| TASK STATEMENT |
State how many lines hold the word "area", with no other words.

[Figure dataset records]

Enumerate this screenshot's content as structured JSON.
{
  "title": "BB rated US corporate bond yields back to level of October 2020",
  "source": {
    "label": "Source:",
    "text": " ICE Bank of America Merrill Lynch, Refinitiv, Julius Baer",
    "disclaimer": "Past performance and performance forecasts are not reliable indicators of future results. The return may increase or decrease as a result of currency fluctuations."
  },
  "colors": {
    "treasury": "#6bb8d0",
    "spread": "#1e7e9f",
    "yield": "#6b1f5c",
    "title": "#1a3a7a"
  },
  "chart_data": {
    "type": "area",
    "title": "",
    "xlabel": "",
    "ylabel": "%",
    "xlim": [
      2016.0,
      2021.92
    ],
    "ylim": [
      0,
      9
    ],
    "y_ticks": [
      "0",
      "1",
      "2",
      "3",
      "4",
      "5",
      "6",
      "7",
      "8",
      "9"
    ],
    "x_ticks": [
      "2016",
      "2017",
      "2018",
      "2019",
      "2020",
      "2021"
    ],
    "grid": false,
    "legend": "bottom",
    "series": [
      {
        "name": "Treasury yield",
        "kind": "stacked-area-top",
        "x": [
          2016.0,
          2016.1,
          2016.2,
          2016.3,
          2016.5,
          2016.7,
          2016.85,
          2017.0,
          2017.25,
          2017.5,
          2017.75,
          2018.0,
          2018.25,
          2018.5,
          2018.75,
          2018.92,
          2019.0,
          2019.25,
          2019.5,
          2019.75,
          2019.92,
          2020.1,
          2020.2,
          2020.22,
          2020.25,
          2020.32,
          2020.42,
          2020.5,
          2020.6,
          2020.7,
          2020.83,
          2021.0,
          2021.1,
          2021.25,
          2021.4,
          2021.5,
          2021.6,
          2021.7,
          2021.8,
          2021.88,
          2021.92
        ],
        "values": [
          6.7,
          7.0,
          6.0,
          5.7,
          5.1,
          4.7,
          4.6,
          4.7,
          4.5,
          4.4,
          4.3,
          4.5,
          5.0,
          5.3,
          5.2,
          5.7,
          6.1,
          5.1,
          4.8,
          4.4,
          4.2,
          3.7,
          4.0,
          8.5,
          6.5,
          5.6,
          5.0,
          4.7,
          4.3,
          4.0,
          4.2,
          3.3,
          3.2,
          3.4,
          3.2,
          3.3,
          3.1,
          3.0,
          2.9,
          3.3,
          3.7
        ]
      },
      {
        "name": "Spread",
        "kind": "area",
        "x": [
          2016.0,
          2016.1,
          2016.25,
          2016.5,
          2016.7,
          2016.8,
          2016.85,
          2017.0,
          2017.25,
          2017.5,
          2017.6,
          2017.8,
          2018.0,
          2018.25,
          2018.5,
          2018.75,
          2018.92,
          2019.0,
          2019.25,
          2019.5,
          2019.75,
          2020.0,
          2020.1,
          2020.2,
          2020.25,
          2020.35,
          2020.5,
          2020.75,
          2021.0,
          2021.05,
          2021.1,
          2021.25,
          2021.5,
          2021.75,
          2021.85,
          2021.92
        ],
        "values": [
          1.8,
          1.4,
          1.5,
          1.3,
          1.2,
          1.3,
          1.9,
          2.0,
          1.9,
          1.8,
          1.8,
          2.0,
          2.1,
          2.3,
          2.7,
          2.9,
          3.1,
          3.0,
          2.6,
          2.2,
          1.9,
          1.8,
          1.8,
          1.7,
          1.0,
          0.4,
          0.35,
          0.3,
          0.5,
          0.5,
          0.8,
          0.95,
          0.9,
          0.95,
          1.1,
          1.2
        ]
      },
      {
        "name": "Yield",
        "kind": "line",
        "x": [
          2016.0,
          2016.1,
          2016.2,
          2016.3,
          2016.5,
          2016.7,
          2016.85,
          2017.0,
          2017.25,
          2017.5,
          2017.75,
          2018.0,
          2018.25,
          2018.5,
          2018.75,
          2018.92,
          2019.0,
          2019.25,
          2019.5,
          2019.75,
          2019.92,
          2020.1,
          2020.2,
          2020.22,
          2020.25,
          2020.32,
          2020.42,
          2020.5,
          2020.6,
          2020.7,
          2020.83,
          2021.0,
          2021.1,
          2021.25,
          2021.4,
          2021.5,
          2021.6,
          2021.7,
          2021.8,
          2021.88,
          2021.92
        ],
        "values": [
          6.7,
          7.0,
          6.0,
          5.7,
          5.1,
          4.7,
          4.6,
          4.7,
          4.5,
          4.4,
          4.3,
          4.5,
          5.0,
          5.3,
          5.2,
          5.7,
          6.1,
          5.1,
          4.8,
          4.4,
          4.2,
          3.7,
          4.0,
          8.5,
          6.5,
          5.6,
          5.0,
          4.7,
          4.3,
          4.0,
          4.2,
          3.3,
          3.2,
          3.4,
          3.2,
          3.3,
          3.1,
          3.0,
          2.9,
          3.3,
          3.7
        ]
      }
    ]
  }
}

| ANSWER TO THE EXERCISE |
3